GIVEN REQUEST. Print the records below word for word, but leave out the pictures.

[Dataset items]

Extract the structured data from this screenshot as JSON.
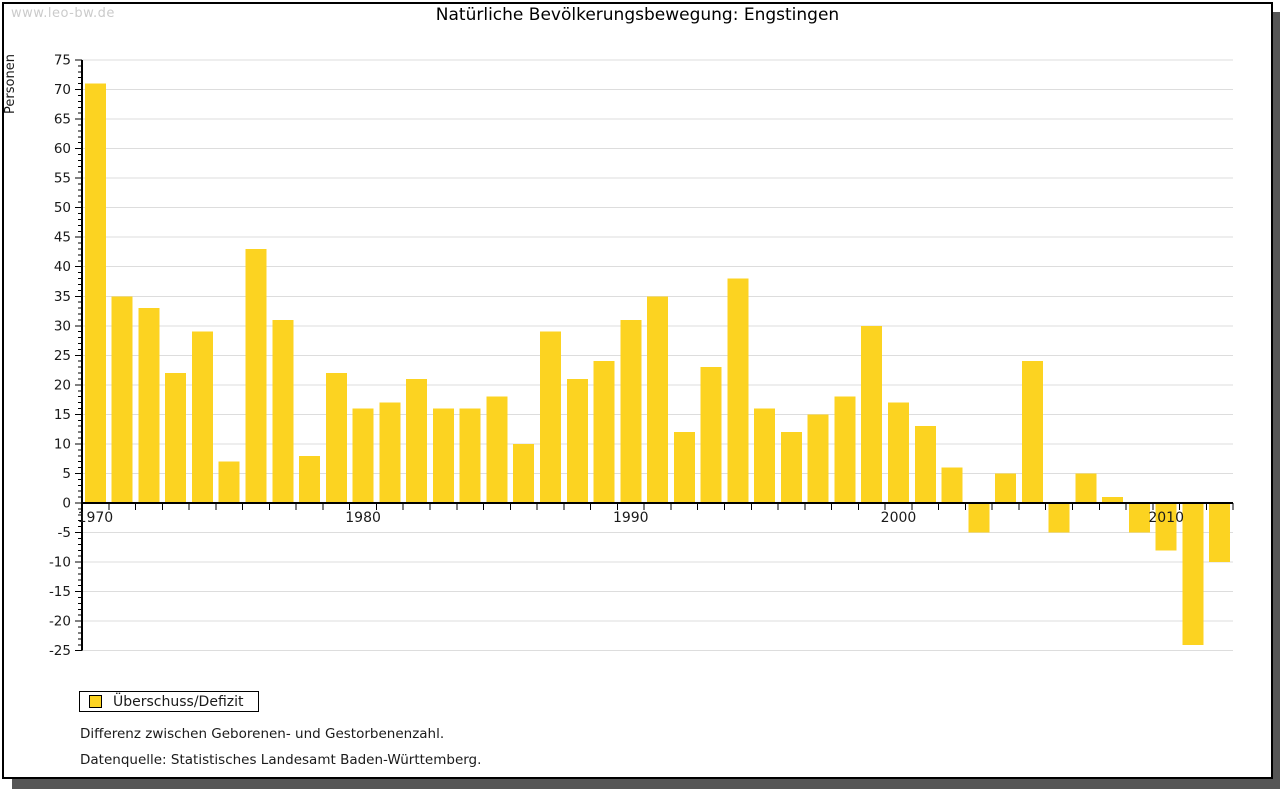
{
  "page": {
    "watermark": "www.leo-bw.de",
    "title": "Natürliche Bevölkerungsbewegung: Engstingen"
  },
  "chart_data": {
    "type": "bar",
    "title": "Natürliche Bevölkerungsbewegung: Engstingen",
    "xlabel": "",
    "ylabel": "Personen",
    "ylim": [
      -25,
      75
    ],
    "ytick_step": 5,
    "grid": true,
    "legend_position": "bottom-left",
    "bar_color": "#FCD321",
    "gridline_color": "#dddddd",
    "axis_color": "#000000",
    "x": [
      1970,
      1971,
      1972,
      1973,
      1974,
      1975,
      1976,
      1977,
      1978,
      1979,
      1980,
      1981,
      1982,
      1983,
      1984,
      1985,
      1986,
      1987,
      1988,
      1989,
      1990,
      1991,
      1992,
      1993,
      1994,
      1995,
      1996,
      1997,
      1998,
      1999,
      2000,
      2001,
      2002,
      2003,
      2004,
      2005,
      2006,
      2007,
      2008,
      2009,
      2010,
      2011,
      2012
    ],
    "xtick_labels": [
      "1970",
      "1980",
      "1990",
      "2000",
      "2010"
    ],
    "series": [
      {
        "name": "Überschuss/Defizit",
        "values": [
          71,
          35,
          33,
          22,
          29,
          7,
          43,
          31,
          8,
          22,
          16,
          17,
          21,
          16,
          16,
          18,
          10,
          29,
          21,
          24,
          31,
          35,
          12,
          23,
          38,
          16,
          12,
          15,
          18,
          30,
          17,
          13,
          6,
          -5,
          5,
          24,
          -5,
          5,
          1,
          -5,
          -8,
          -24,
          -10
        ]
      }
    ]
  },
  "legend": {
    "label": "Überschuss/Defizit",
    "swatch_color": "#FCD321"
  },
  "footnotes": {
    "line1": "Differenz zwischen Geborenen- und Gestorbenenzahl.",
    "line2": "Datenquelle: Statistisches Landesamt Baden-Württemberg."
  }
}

RESPONSE FOR THIS EXERCISE.
Extract the structured data from this screenshot as JSON.
{
  "page": {
    "watermark": "www.leo-bw.de",
    "title": "Natürliche Bevölkerungsbewegung: Engstingen"
  },
  "chart_data": {
    "type": "bar",
    "title": "Natürliche Bevölkerungsbewegung: Engstingen",
    "xlabel": "",
    "ylabel": "Personen",
    "ylim": [
      -25,
      75
    ],
    "ytick_step": 5,
    "grid": true,
    "legend_position": "bottom-left",
    "bar_color": "#FCD321",
    "gridline_color": "#dddddd",
    "axis_color": "#000000",
    "x": [
      1970,
      1971,
      1972,
      1973,
      1974,
      1975,
      1976,
      1977,
      1978,
      1979,
      1980,
      1981,
      1982,
      1983,
      1984,
      1985,
      1986,
      1987,
      1988,
      1989,
      1990,
      1991,
      1992,
      1993,
      1994,
      1995,
      1996,
      1997,
      1998,
      1999,
      2000,
      2001,
      2002,
      2003,
      2004,
      2005,
      2006,
      2007,
      2008,
      2009,
      2010,
      2011,
      2012
    ],
    "xtick_labels": [
      "1970",
      "1980",
      "1990",
      "2000",
      "2010"
    ],
    "series": [
      {
        "name": "Überschuss/Defizit",
        "values": [
          71,
          35,
          33,
          22,
          29,
          7,
          43,
          31,
          8,
          22,
          16,
          17,
          21,
          16,
          16,
          18,
          10,
          29,
          21,
          24,
          31,
          35,
          12,
          23,
          38,
          16,
          12,
          15,
          18,
          30,
          17,
          13,
          6,
          -5,
          5,
          24,
          -5,
          5,
          1,
          -5,
          -8,
          -24,
          -10
        ]
      }
    ]
  },
  "legend": {
    "label": "Überschuss/Defizit",
    "swatch_color": "#FCD321"
  },
  "footnotes": {
    "line1": "Differenz zwischen Geborenen- und Gestorbenenzahl.",
    "line2": "Datenquelle: Statistisches Landesamt Baden-Württemberg."
  }
}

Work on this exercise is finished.